What is needed —
Output, please, every line from the line that holds "Transcribe this image's" to the end, exactly as written.

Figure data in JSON
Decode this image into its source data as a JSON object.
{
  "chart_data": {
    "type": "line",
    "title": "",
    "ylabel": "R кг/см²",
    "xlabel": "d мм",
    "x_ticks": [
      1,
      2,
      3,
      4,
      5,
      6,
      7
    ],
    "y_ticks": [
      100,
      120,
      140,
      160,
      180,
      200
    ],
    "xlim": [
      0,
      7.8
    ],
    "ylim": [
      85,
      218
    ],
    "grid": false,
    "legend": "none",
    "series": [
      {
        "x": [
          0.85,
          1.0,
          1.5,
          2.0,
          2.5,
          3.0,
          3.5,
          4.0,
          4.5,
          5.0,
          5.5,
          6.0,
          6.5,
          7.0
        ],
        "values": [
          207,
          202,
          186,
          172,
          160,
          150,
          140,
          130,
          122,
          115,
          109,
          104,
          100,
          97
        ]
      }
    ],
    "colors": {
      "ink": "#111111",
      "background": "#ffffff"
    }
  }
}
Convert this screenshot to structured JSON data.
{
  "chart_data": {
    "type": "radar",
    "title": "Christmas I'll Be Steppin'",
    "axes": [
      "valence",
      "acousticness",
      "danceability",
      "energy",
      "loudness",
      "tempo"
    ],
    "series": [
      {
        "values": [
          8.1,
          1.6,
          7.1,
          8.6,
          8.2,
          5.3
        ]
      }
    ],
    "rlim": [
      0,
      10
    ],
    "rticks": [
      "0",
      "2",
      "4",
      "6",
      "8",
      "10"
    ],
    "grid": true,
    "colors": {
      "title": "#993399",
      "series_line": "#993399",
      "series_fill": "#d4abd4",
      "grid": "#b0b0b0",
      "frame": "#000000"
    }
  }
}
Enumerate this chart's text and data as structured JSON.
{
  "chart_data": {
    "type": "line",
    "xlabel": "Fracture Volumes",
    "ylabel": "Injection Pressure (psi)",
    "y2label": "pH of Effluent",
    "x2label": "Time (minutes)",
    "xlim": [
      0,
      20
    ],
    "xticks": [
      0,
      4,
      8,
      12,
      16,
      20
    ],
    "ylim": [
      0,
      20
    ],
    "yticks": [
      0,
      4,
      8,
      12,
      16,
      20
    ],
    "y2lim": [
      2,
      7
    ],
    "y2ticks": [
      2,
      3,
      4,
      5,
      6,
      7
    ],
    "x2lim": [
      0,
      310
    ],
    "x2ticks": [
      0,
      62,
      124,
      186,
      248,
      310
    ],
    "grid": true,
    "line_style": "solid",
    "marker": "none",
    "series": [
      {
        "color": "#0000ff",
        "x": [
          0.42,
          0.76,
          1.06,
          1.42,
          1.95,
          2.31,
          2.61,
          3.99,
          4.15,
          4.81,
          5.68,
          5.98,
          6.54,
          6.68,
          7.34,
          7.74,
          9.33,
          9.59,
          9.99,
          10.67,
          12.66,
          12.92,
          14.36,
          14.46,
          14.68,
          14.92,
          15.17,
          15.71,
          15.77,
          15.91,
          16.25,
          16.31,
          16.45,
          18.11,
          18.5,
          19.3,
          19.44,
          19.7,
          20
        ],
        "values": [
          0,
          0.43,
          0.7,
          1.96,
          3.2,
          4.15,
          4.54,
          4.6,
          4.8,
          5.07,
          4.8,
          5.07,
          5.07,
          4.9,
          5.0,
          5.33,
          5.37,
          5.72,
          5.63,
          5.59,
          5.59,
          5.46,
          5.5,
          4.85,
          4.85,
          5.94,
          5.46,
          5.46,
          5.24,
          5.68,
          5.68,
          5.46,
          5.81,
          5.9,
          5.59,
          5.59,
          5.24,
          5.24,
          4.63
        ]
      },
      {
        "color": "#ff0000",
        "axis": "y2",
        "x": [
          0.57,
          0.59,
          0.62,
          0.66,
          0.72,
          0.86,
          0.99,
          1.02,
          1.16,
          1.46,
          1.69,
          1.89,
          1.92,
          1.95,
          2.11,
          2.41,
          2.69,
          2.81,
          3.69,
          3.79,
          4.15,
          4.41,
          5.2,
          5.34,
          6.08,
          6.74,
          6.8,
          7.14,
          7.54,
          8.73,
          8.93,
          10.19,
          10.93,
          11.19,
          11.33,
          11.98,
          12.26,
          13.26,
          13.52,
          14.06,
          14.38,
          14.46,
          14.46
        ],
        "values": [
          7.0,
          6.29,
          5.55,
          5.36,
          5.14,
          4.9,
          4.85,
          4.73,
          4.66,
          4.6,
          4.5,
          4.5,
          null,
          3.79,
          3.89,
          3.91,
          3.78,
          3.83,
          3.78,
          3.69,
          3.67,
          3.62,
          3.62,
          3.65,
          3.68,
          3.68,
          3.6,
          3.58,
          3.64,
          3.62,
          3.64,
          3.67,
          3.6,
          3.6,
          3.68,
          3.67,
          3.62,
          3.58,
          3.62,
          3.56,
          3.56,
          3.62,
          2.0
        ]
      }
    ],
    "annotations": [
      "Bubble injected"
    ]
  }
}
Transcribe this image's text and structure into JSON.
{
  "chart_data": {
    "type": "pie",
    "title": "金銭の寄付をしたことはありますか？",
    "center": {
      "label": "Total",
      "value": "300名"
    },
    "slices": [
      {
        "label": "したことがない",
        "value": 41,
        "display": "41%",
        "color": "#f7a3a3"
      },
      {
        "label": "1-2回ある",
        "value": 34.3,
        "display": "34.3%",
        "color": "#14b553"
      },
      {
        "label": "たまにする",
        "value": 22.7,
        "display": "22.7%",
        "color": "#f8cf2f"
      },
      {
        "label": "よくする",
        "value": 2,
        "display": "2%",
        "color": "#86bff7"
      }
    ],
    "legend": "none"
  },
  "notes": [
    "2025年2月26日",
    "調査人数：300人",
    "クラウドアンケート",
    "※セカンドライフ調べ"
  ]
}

Result of this exercise —
Transcribe this image's text and structure into JSON.
{
  "chart_data": {
    "type": "pie",
    "title": "金銭の寄付をしたことはありますか？",
    "center": {
      "label": "Total",
      "value": "300名"
    },
    "slices": [
      {
        "label": "したことがない",
        "value": 41,
        "display": "41%",
        "color": "#f7a3a3"
      },
      {
        "label": "1-2回ある",
        "value": 34.3,
        "display": "34.3%",
        "color": "#14b553"
      },
      {
        "label": "たまにする",
        "value": 22.7,
        "display": "22.7%",
        "color": "#f8cf2f"
      },
      {
        "label": "よくする",
        "value": 2,
        "display": "2%",
        "color": "#86bff7"
      }
    ],
    "legend": "none"
  },
  "notes": [
    "2025年2月26日",
    "調査人数：300人",
    "クラウドアンケート",
    "※セカンドライフ調べ"
  ]
}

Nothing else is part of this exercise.